Entries from a dataset
----
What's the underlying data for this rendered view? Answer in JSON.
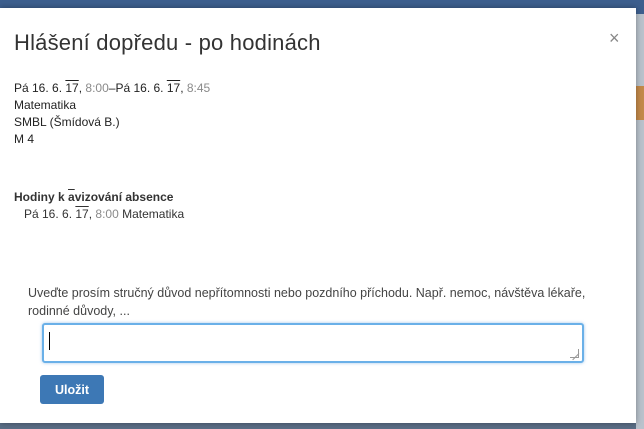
{
  "dialog": {
    "title": "Hlášení dopředu - po hodinách",
    "close_glyph": "×",
    "info": {
      "range_start_day": "Pá 16. 6. ",
      "range_start_year": "17",
      "range_start_comma": ",",
      "range_start_time": "8:00",
      "range_sep": "–Pá 16. 6. ",
      "range_end_year": "17",
      "range_end_comma": ",",
      "range_end_time": "8:45",
      "subject": "Matematika",
      "teacher": "SMBL (Šmídová B.)",
      "room": "M 4"
    },
    "hours_section": {
      "title_prefix": "Hodiny k ",
      "title_overlined": "a",
      "title_suffix": "vizování absence",
      "rows": [
        {
          "day": "Pá 16. 6. ",
          "year": "17",
          "comma": ",",
          "time": "8:00",
          "subject": "Matematika"
        }
      ]
    },
    "reason": {
      "label": "Uveďte prosím stručný důvod nepřítomnosti nebo pozdního příchodu. Např. nemoc, návštěva lékaře, rodinné důvody, ...",
      "value": ""
    },
    "save_label": "Uložit"
  },
  "colors": {
    "accent": "#3d78b5",
    "topbar": "#3d5f8e",
    "focus_border": "#6ab0e8"
  }
}
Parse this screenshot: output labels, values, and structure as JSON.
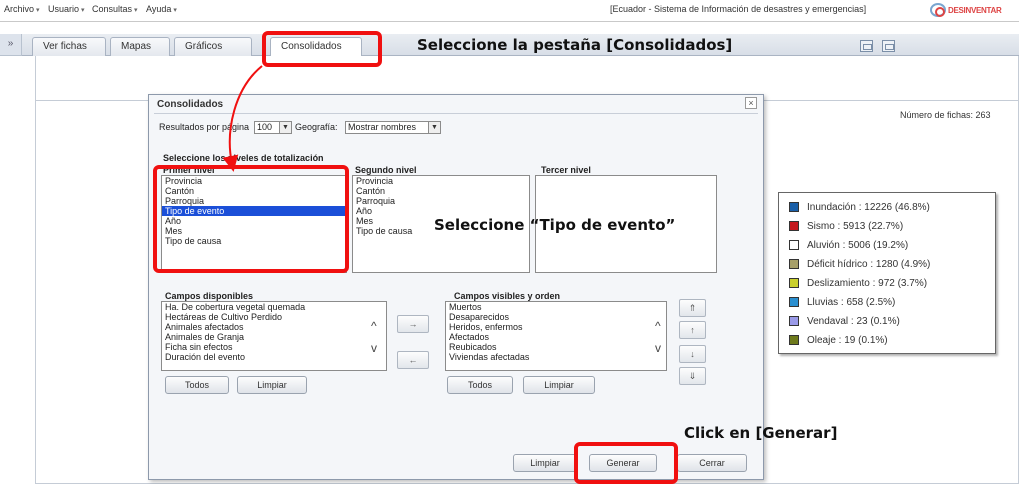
{
  "menubar": {
    "items": [
      {
        "label": "Archivo",
        "icon": "caret-down-icon"
      },
      {
        "label": "Usuario",
        "icon": "caret-down-icon"
      },
      {
        "label": "Consultas",
        "icon": "caret-down-icon"
      },
      {
        "label": "Ayuda",
        "icon": "caret-down-icon"
      }
    ],
    "app_title": "[Ecuador - Sistema de Información de desastres y emergencias]",
    "logo_text": "DESINVENTAR"
  },
  "tabs": [
    {
      "label": "Ver fichas"
    },
    {
      "label": "Mapas"
    },
    {
      "label": "Gráficos"
    },
    {
      "label": "Consolidados"
    }
  ],
  "toolbar": {
    "icons": [
      "save-icon",
      "print-icon"
    ]
  },
  "sidebar_toggle": "»",
  "record_count": "Número de fichas: 263",
  "dialog": {
    "title": "Consolidados",
    "close_label": "×",
    "results_per_page_label": "Resultados por página",
    "results_per_page_value": "100",
    "geography_label": "Geografía:",
    "geography_value": "Mostrar nombres",
    "levels_title": "Seleccione los niveles de totalización",
    "first_level": {
      "title": "Primer nivel",
      "items": [
        "Provincia",
        "Cantón",
        "Parroquia",
        "Tipo de evento",
        "Año",
        "Mes",
        "Tipo de causa"
      ],
      "selected": "Tipo de evento"
    },
    "second_level": {
      "title": "Segundo nivel",
      "items": [
        "Provincia",
        "Cantón",
        "Parroquia",
        "Año",
        "Mes",
        "Tipo de causa"
      ]
    },
    "third_level": {
      "title": "Tercer nivel",
      "items": []
    },
    "available_fields": {
      "title": "Campos disponibles",
      "items": [
        "Ha. De cobertura vegetal quemada",
        "Hectáreas de Cultivo Perdido",
        "Animales afectados",
        "Animales de Granja",
        "Ficha sin efectos",
        "Duración del evento"
      ],
      "all_label": "Todos",
      "clear_label": "Limpiar"
    },
    "visible_fields": {
      "title": "Campos visibles y orden",
      "items": [
        "Muertos",
        "Desaparecidos",
        "Heridos, enfermos",
        "Afectados",
        "Reubicados",
        "Viviendas afectadas"
      ],
      "all_label": "Todos",
      "clear_label": "Limpiar"
    },
    "move_right": "→",
    "move_left": "←",
    "order_buttons": [
      "⇑",
      "↑",
      "↓",
      "⇓"
    ],
    "footer": {
      "clear_label": "Limpiar",
      "generate_label": "Generar",
      "close_label": "Cerrar"
    }
  },
  "legend": {
    "items": [
      {
        "label": "Inundación : 12226 (46.8%)",
        "color": "#1a5fa8"
      },
      {
        "label": "Sismo : 5913 (22.7%)",
        "color": "#c4181e"
      },
      {
        "label": "Aluvión : 5006 (19.2%)",
        "color": "#ffffff"
      },
      {
        "label": "Déficit hídrico : 1280 (4.9%)",
        "color": "#a7a06a"
      },
      {
        "label": "Deslizamiento : 972 (3.7%)",
        "color": "#c9cf2c"
      },
      {
        "label": "Lluvias : 658 (2.5%)",
        "color": "#2a8fd0"
      },
      {
        "label": "Vendaval : 23 (0.1%)",
        "color": "#9a9ae8"
      },
      {
        "label": "Oleaje : 19 (0.1%)",
        "color": "#6e7a1c"
      }
    ]
  },
  "annotations": {
    "tab_instruction": "Seleccione la pestaña [Consolidados]",
    "select_instruction": "Seleccione “Tipo de evento”",
    "click_instruction": "Click en [Generar]"
  },
  "colors": {
    "callout": "#f01010",
    "selection": "#1b4fd8"
  }
}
----
◆ What to work on:
Your task is to gather all lines from the entries above that hold the word "JSON".

◆ Final result:
What's the underlying data for this rendered view? Answer in JSON.
Parse this screenshot: output labels, values, and structure as JSON.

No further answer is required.